PROBLEM DETAILS: Transcribe all the records exactly and omit any images they hold.

TASK INPUT:

* * *

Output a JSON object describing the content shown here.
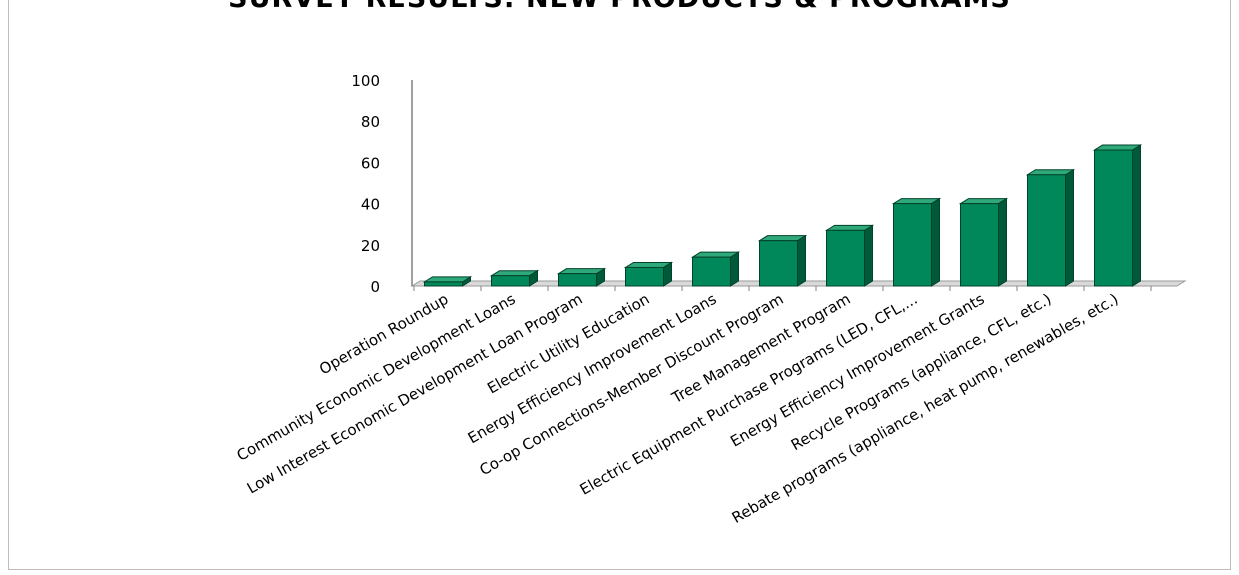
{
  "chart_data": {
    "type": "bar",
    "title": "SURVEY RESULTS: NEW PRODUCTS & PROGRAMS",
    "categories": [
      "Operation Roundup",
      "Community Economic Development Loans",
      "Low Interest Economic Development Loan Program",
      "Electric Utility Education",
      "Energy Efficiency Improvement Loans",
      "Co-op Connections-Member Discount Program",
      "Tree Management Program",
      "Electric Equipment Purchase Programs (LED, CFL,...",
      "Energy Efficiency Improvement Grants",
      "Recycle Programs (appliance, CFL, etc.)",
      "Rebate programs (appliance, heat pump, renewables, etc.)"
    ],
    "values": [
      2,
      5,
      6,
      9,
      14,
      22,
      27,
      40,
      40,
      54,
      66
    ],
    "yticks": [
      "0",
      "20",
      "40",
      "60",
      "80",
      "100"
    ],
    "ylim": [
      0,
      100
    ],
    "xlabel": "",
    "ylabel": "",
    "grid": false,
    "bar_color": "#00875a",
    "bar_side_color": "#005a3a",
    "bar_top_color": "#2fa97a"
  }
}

* * *

REPLY TO THE TASK:
Output a JSON object describing the content shown here.
{
  "chart_data": {
    "type": "bar",
    "title": "SURVEY RESULTS: NEW PRODUCTS & PROGRAMS",
    "categories": [
      "Operation Roundup",
      "Community Economic Development Loans",
      "Low Interest Economic Development Loan Program",
      "Electric Utility Education",
      "Energy Efficiency Improvement Loans",
      "Co-op Connections-Member Discount Program",
      "Tree Management Program",
      "Electric Equipment Purchase Programs (LED, CFL,...",
      "Energy Efficiency Improvement Grants",
      "Recycle Programs (appliance, CFL, etc.)",
      "Rebate programs (appliance, heat pump, renewables, etc.)"
    ],
    "values": [
      2,
      5,
      6,
      9,
      14,
      22,
      27,
      40,
      40,
      54,
      66
    ],
    "yticks": [
      "0",
      "20",
      "40",
      "60",
      "80",
      "100"
    ],
    "ylim": [
      0,
      100
    ],
    "xlabel": "",
    "ylabel": "",
    "grid": false,
    "bar_color": "#00875a",
    "bar_side_color": "#005a3a",
    "bar_top_color": "#2fa97a"
  }
}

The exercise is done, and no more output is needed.